▸ **Given records**:
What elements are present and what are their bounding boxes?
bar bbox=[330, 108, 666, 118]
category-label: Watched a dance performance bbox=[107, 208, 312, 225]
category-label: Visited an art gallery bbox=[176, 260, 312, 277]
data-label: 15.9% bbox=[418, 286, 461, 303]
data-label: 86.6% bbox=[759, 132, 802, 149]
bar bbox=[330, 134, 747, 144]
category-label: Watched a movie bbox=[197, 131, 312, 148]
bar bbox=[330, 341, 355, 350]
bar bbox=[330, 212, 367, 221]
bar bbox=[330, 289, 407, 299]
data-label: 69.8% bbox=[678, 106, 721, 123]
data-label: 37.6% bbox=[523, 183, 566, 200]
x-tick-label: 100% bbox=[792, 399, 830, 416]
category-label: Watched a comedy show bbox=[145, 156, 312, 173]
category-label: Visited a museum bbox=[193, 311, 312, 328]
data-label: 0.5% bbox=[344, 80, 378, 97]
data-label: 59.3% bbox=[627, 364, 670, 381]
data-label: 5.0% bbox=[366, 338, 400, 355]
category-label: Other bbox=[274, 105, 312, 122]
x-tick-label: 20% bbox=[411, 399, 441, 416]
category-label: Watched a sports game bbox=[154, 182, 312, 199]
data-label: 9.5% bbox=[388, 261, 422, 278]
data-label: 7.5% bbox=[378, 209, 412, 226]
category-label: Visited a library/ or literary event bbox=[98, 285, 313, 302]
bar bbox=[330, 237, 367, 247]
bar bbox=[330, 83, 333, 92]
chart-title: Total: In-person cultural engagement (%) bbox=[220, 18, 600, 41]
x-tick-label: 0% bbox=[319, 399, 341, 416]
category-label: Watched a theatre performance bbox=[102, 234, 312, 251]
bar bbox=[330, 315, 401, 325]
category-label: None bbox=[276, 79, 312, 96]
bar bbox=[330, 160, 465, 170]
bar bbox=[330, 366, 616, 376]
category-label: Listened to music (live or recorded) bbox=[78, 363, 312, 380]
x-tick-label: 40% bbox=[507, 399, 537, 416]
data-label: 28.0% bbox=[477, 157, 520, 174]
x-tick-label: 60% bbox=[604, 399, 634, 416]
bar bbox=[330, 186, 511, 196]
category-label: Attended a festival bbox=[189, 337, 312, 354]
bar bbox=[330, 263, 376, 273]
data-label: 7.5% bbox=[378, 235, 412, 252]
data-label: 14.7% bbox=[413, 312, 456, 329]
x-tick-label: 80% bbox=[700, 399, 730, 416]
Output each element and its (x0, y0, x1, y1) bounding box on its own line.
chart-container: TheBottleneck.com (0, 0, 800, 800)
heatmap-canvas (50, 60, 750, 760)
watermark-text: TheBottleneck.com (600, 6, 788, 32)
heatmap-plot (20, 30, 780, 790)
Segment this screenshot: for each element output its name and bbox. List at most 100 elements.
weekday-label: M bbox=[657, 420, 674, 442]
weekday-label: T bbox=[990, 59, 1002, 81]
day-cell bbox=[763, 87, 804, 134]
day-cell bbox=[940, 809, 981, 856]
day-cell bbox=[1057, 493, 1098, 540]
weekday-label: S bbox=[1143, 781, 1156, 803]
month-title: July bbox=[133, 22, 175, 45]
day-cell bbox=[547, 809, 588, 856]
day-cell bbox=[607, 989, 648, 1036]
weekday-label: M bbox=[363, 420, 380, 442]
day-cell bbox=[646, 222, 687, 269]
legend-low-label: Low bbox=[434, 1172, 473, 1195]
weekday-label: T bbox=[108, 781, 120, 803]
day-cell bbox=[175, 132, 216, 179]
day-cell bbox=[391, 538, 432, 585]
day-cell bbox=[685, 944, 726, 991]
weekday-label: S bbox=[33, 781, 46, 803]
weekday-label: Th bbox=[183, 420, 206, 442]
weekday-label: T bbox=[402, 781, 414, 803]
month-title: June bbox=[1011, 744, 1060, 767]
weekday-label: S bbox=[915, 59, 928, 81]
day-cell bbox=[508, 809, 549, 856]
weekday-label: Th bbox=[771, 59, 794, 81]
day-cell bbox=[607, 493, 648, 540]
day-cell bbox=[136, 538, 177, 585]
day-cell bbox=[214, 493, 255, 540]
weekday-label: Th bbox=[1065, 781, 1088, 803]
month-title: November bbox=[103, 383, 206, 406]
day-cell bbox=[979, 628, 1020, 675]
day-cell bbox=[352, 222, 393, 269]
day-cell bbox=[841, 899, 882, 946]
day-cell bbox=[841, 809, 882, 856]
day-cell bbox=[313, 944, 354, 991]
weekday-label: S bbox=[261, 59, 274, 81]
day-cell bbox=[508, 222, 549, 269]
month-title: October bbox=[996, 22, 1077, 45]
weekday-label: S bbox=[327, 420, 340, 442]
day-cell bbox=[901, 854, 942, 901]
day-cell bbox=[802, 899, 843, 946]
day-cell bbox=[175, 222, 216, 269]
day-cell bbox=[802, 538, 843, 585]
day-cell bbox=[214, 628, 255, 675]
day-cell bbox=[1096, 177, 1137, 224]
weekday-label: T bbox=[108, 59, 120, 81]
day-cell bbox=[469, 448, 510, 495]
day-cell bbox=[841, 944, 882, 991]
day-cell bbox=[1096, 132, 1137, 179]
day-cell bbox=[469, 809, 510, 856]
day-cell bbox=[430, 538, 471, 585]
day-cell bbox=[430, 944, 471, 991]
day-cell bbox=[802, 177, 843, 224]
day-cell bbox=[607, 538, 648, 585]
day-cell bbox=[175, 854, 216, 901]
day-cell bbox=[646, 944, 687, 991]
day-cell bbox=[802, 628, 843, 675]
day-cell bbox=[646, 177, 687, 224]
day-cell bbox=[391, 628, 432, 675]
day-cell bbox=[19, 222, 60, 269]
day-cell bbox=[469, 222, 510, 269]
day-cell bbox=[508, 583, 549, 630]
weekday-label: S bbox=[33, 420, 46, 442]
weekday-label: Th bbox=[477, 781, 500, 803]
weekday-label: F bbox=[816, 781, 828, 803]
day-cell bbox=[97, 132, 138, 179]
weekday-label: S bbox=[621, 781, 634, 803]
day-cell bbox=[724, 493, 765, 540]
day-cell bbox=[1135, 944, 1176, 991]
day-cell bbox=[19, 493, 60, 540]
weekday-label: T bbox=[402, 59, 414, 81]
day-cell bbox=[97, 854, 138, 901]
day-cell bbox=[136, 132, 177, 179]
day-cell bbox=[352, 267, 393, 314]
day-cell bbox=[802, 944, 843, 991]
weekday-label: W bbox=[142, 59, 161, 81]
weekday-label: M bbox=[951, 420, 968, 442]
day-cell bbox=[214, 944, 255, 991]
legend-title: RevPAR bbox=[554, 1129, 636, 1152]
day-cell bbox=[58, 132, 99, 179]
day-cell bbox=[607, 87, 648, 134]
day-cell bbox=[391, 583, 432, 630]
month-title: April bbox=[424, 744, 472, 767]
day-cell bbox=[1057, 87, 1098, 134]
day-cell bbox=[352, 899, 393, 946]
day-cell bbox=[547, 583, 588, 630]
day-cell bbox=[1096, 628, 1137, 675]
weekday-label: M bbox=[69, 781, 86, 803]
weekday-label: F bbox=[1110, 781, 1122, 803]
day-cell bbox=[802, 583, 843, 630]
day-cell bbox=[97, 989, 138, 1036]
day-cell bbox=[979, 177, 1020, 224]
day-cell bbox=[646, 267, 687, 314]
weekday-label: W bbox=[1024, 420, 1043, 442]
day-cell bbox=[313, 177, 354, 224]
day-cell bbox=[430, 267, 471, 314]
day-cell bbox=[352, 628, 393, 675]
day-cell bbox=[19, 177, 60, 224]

▸ **Requirements**:
Copy out all of the records above line for line, without changing anything.

▸ **Full solution**:
What elements are present and what are their bounding boxes?
bar bbox=[330, 108, 666, 118]
category-label: Watched a dance performance bbox=[107, 208, 312, 225]
category-label: Visited an art gallery bbox=[176, 260, 312, 277]
data-label: 15.9% bbox=[418, 286, 461, 303]
data-label: 86.6% bbox=[759, 132, 802, 149]
bar bbox=[330, 134, 747, 144]
category-label: Watched a movie bbox=[197, 131, 312, 148]
bar bbox=[330, 341, 355, 350]
bar bbox=[330, 212, 367, 221]
bar bbox=[330, 289, 407, 299]
data-label: 69.8% bbox=[678, 106, 721, 123]
data-label: 37.6% bbox=[523, 183, 566, 200]
x-tick-label: 100% bbox=[792, 399, 830, 416]
category-label: Watched a comedy show bbox=[145, 156, 312, 173]
category-label: Visited a museum bbox=[193, 311, 312, 328]
data-label: 0.5% bbox=[344, 80, 378, 97]
data-label: 59.3% bbox=[627, 364, 670, 381]
data-label: 5.0% bbox=[366, 338, 400, 355]
category-label: Other bbox=[274, 105, 312, 122]
x-tick-label: 20% bbox=[411, 399, 441, 416]
category-label: Watched a sports game bbox=[154, 182, 312, 199]
data-label: 9.5% bbox=[388, 261, 422, 278]
data-label: 7.5% bbox=[378, 209, 412, 226]
category-label: Visited a library/ or literary event bbox=[98, 285, 313, 302]
bar bbox=[330, 237, 367, 247]
bar bbox=[330, 83, 333, 92]
chart-title: Total: In-person cultural engagement (%) bbox=[220, 18, 600, 41]
x-tick-label: 0% bbox=[319, 399, 341, 416]
category-label: Watched a theatre performance bbox=[102, 234, 312, 251]
bar bbox=[330, 315, 401, 325]
category-label: None bbox=[276, 79, 312, 96]
bar bbox=[330, 160, 465, 170]
bar bbox=[330, 366, 616, 376]
category-label: Listened to music (live or recorded) bbox=[78, 363, 312, 380]
x-tick-label: 40% bbox=[507, 399, 537, 416]
data-label: 28.0% bbox=[477, 157, 520, 174]
x-tick-label: 60% bbox=[604, 399, 634, 416]
bar bbox=[330, 186, 511, 196]
category-label: Attended a festival bbox=[189, 337, 312, 354]
bar bbox=[330, 263, 376, 273]
data-label: 7.5% bbox=[378, 235, 412, 252]
data-label: 14.7% bbox=[413, 312, 456, 329]
x-tick-label: 80% bbox=[700, 399, 730, 416]
Output each element and its (x0, y0, x1, y1) bounding box on its own line.
chart-container: TheBottleneck.com (0, 0, 800, 800)
heatmap-canvas (50, 60, 750, 760)
watermark-text: TheBottleneck.com (600, 6, 788, 32)
heatmap-plot (20, 30, 780, 790)
Segment this screenshot: for each element output its name and bbox. List at most 100 elements.
weekday-label: M bbox=[657, 420, 674, 442]
weekday-label: T bbox=[990, 59, 1002, 81]
day-cell bbox=[763, 87, 804, 134]
day-cell bbox=[940, 809, 981, 856]
day-cell bbox=[1057, 493, 1098, 540]
weekday-label: S bbox=[1143, 781, 1156, 803]
month-title: July bbox=[133, 22, 175, 45]
day-cell bbox=[547, 809, 588, 856]
day-cell bbox=[607, 989, 648, 1036]
weekday-label: M bbox=[363, 420, 380, 442]
day-cell bbox=[646, 222, 687, 269]
legend-low-label: Low bbox=[434, 1172, 473, 1195]
weekday-label: T bbox=[108, 781, 120, 803]
day-cell bbox=[175, 132, 216, 179]
day-cell bbox=[391, 538, 432, 585]
day-cell bbox=[685, 944, 726, 991]
weekday-label: S bbox=[33, 781, 46, 803]
weekday-label: Th bbox=[183, 420, 206, 442]
weekday-label: T bbox=[402, 781, 414, 803]
month-title: June bbox=[1011, 744, 1060, 767]
weekday-label: S bbox=[915, 59, 928, 81]
day-cell bbox=[508, 809, 549, 856]
weekday-label: Th bbox=[771, 59, 794, 81]
day-cell bbox=[607, 493, 648, 540]
day-cell bbox=[136, 538, 177, 585]
day-cell bbox=[214, 493, 255, 540]
weekday-label: Th bbox=[1065, 781, 1088, 803]
month-title: November bbox=[103, 383, 206, 406]
day-cell bbox=[979, 628, 1020, 675]
day-cell bbox=[352, 222, 393, 269]
day-cell bbox=[841, 899, 882, 946]
day-cell bbox=[841, 809, 882, 856]
day-cell bbox=[313, 944, 354, 991]
weekday-label: S bbox=[261, 59, 274, 81]
day-cell bbox=[508, 222, 549, 269]
month-title: October bbox=[996, 22, 1077, 45]
weekday-label: S bbox=[327, 420, 340, 442]
day-cell bbox=[901, 854, 942, 901]
day-cell bbox=[802, 899, 843, 946]
day-cell bbox=[175, 222, 216, 269]
day-cell bbox=[802, 538, 843, 585]
day-cell bbox=[214, 628, 255, 675]
day-cell bbox=[1096, 177, 1137, 224]
weekday-label: T bbox=[108, 59, 120, 81]
day-cell bbox=[469, 448, 510, 495]
day-cell bbox=[841, 944, 882, 991]
day-cell bbox=[1096, 132, 1137, 179]
day-cell bbox=[469, 809, 510, 856]
day-cell bbox=[430, 538, 471, 585]
day-cell bbox=[430, 944, 471, 991]
day-cell bbox=[802, 177, 843, 224]
day-cell bbox=[607, 538, 648, 585]
day-cell bbox=[175, 854, 216, 901]
day-cell bbox=[646, 944, 687, 991]
day-cell bbox=[802, 628, 843, 675]
day-cell bbox=[646, 177, 687, 224]
day-cell bbox=[391, 628, 432, 675]
day-cell bbox=[19, 222, 60, 269]
day-cell bbox=[469, 222, 510, 269]
day-cell bbox=[508, 583, 549, 630]
weekday-label: S bbox=[33, 420, 46, 442]
weekday-label: Th bbox=[477, 781, 500, 803]
weekday-label: F bbox=[816, 781, 828, 803]
day-cell bbox=[97, 132, 138, 179]
weekday-label: S bbox=[621, 781, 634, 803]
day-cell bbox=[724, 493, 765, 540]
day-cell bbox=[1135, 944, 1176, 991]
day-cell bbox=[19, 493, 60, 540]
weekday-label: T bbox=[402, 59, 414, 81]
day-cell bbox=[97, 854, 138, 901]
day-cell bbox=[136, 132, 177, 179]
day-cell bbox=[352, 267, 393, 314]
day-cell bbox=[802, 944, 843, 991]
weekday-label: W bbox=[142, 59, 161, 81]
weekday-label: M bbox=[951, 420, 968, 442]
day-cell bbox=[214, 944, 255, 991]
legend-title: RevPAR bbox=[554, 1129, 636, 1152]
day-cell bbox=[58, 132, 99, 179]
day-cell bbox=[607, 87, 648, 134]
day-cell bbox=[391, 583, 432, 630]
month-title: April bbox=[424, 744, 472, 767]
day-cell bbox=[1057, 87, 1098, 134]
day-cell bbox=[352, 899, 393, 946]
day-cell bbox=[547, 583, 588, 630]
day-cell bbox=[1096, 628, 1137, 675]
weekday-label: M bbox=[69, 781, 86, 803]
weekday-label: F bbox=[1110, 781, 1122, 803]
day-cell bbox=[802, 583, 843, 630]
day-cell bbox=[97, 989, 138, 1036]
day-cell bbox=[979, 177, 1020, 224]
day-cell bbox=[646, 267, 687, 314]
weekday-label: W bbox=[1024, 420, 1043, 442]
day-cell bbox=[313, 177, 354, 224]
day-cell bbox=[430, 267, 471, 314]
day-cell bbox=[352, 628, 393, 675]
day-cell bbox=[19, 177, 60, 224]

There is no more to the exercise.